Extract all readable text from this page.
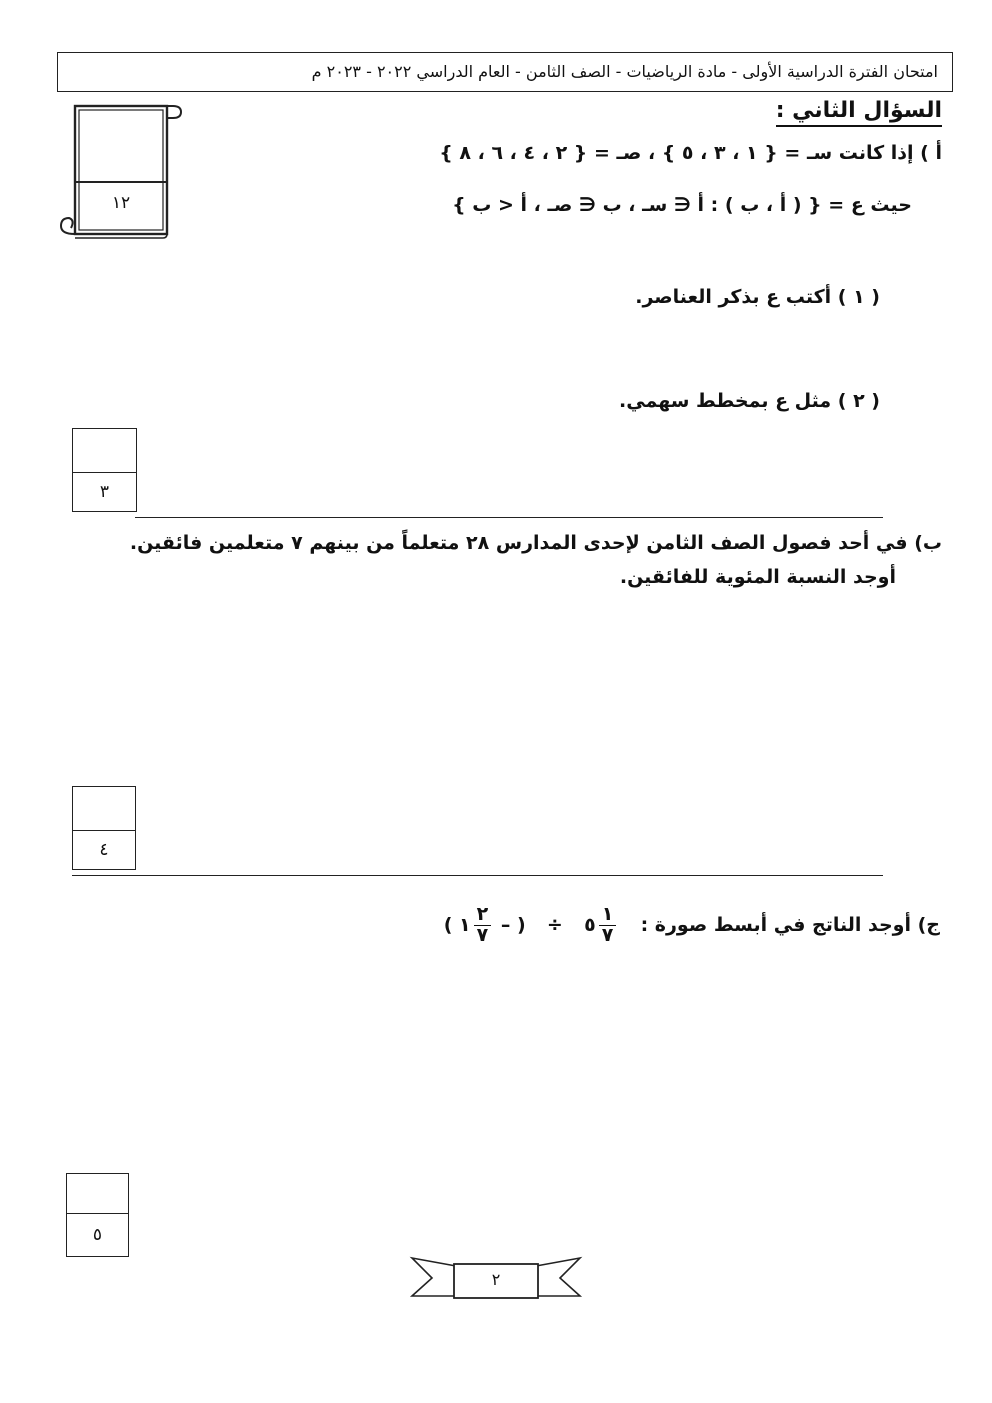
امتحان الفترة الدراسية الأولى - مادة الرياضيات - الصف الثامن - العام الدراسي ٢٠٢٢ - ٢٠٢٣ م
١٢
السؤال الثاني :
أ ) إذا كانت سـ = { ١ ، ٣ ، ٥ } ، صـ = { ٢ ، ٤ ، ٦ ، ٨ }
حيث ع = { ( ﺃ ، ب ) : ﺃ ∈ سـ ، ب ∈ صـ ، ﺃ < ب }
( ١ ) أكتب ع بذكر العناصر.
( ٢ ) مثل ع بمخطط سهمي.
٣
ب) في أحد فصول الصف الثامن لإحدى المدارس ٢٨ متعلماً من بينهم ٧ متعلمين فائقين.
أوجد النسبة المئوية للفائقين.
٤
ج) أوجد الناتج في أبسط صورة :
$\frac{١}{٧}$
٥  ÷  ( –
$\frac{٢}{٧}$
١ )
٥
٢
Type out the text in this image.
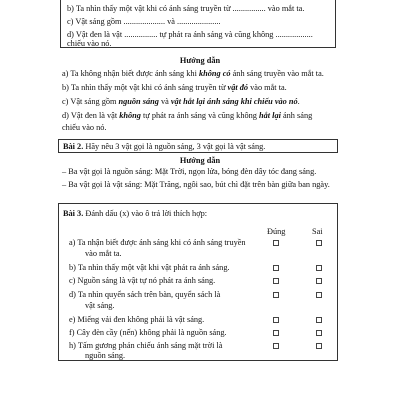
b) Ta nhìn thấy một vật khi có ánh sáng truyền từ ................ vào mắt ta.
c) Vật sáng gồm .................... và .....................
d) Vật đen là vật ................ tự phát ra ánh sáng và cũng không ..................
chiếu vào nó.
Hướng dẫn
a) Ta không nhận biết được ánh sáng khi không có ánh sáng truyền vào mắt ta.
b) Ta nhìn thấy một vật khi có ánh sáng truyền từ vật đó vào mắt ta.
c) Vật sáng gồm nguồn sáng và vật hắt lại ánh sáng khi chiếu vào nó.
d) Vật đen là vật không tự phát ra ánh sáng và cũng không hắt lại ánh sáng
chiếu vào nó.
Bài 2. Hãy nêu 3 vật gọi là nguồn sáng, 3 vật gọi là vật sáng.
Hướng dẫn
– Ba vật gọi là nguồn sáng: Mặt Trời, ngọn lửa, bóng đèn dây tóc đang sáng.
– Ba vật gọi là vật sáng: Mặt Trăng, ngôi sao, bút chì đặt trên bàn giữa ban ngày.
Bài 3. Đánh dấu (x) vào ô trả lời thích hợp:
Đúng	Sai
a) Ta nhận biết được ánh sáng khi có ánh sáng truyền
vào mắt ta.
b) Ta nhìn thấy một vật khi vật phát ra ánh sáng.
c) Nguồn sáng là vật tự nó phát ra ánh sáng.
d) Ta nhìn quyển sách trên bàn, quyển sách là
vật sáng.
e) Miếng vải đen không phải là vật sáng.
f) Cây đèn cầy (nến) không phải là nguồn sáng.
h) Tấm gương phản chiếu ánh sáng mặt trời là
nguồn sáng.
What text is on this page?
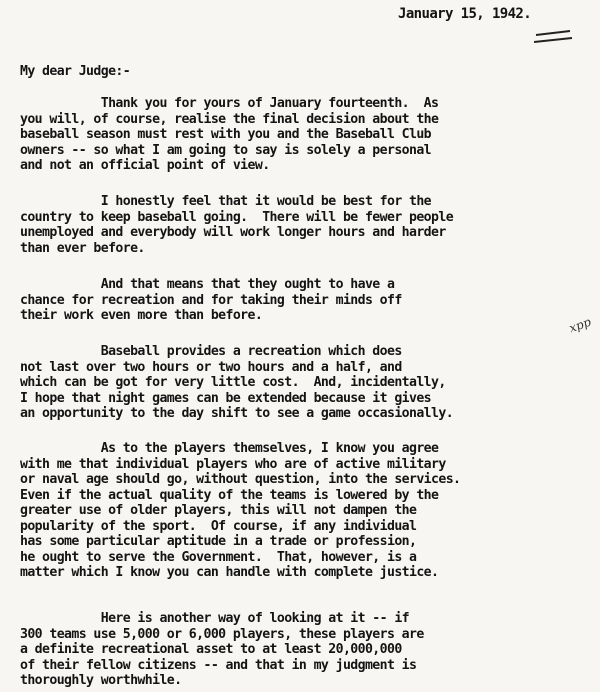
January 15, 1942.
My dear Judge:-
Thank you for yours of January fourteenth.  As
you will, of course, realise the final decision about the
baseball season must rest with you and the Baseball Club
owners -- so what I am going to say is solely a personal
and not an official point of view.
I honestly feel that it would be best for the
country to keep baseball going.  There will be fewer people
unemployed and everybody will work longer hours and harder
than ever before.
And that means that they ought to have a
chance for recreation and for taking their minds off
their work even more than before.
Baseball provides a recreation which does
not last over two hours or two hours and a half, and
which can be got for very little cost.  And, incidentally,
I hope that night games can be extended because it gives
an opportunity to the day shift to see a game occasionally.
As to the players themselves, I know you agree
with me that individual players who are of active military
or naval age should go, without question, into the services.
Even if the actual quality of the teams is lowered by the
greater use of older players, this will not dampen the
popularity of the sport.  Of course, if any individual
has some particular aptitude in a trade or profession,
he ought to serve the Government.  That, however, is a
matter which I know you can handle with complete justice.
Here is another way of looking at it -- if
300 teams use 5,000 or 6,000 players, these players are
a definite recreational asset to at least 20,000,000
of their fellow citizens -- and that in my judgment is
thoroughly worthwhile.
xpp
◇ ◇ ◇
Set problem –
Pull out all lines from the entries above in which the word "work" appears.

Reply –
unemployed and everybody will work longer hours and harder
their work even more than before.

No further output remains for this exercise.